▶ **Instruction**:
Select the lines of the records containing the word "this" and list them.

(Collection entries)
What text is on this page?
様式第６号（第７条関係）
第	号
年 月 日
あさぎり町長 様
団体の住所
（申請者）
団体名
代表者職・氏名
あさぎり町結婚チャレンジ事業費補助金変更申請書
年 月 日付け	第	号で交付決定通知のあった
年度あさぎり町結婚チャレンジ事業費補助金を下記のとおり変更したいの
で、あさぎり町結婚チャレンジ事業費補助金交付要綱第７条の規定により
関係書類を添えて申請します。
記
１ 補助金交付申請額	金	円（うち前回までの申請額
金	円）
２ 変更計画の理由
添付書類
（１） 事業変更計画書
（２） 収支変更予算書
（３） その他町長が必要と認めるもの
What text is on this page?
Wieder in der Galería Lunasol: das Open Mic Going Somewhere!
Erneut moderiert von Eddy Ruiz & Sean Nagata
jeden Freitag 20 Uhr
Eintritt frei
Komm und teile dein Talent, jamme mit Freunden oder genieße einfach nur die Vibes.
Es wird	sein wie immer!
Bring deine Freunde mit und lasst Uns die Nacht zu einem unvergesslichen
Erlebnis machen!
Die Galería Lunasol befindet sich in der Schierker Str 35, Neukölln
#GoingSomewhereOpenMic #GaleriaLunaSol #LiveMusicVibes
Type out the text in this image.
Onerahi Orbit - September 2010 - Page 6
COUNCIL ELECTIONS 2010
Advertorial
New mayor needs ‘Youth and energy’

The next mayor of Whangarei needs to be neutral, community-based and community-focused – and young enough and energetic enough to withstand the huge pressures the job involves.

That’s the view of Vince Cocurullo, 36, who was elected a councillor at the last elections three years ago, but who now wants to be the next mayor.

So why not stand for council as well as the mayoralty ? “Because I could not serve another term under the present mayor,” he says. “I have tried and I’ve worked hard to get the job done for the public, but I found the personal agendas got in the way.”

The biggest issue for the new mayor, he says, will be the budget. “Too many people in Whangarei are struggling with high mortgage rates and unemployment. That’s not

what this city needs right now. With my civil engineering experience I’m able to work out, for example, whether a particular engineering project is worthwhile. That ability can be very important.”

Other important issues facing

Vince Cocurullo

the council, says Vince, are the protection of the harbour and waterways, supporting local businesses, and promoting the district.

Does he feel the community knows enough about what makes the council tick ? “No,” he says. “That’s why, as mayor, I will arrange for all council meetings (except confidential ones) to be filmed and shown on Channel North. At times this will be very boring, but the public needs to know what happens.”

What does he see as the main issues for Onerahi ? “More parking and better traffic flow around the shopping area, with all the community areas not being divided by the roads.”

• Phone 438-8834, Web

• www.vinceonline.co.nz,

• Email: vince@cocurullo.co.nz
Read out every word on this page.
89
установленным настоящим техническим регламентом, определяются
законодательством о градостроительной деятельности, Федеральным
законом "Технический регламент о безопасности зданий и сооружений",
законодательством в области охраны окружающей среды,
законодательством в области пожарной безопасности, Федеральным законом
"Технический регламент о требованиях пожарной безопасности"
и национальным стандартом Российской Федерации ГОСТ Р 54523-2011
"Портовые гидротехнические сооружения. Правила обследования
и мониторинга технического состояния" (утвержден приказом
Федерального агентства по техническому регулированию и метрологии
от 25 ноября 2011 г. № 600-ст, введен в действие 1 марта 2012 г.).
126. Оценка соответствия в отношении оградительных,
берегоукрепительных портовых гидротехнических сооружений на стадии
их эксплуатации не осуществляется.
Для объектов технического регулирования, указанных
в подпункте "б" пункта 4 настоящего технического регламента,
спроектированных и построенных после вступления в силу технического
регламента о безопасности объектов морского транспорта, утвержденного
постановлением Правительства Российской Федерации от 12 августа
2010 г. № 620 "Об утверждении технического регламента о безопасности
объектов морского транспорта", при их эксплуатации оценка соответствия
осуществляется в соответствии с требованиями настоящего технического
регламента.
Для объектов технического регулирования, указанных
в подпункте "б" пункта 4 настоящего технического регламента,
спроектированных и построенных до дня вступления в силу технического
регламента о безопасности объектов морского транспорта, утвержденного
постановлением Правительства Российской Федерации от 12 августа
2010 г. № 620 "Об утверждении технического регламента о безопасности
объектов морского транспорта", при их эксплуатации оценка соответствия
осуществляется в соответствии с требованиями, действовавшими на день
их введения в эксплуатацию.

▶ **Exercise result**:
What text is on this page?
What text is on this page?
Type out the text in this image.
what this city needs right now. With my civil engineering experience I’m able to work out, for example, whether a particular engineering project is worthwhile. That ability can be very important.”
Does he feel the community knows enough about what makes the council tick ? “No,” he says. “That’s why, as mayor, I will arrange for all council meetings (except confidential ones) to be filmed and shown on Channel North. At times this will be very boring, but the public needs to know what happens.”
Read out every word on this page.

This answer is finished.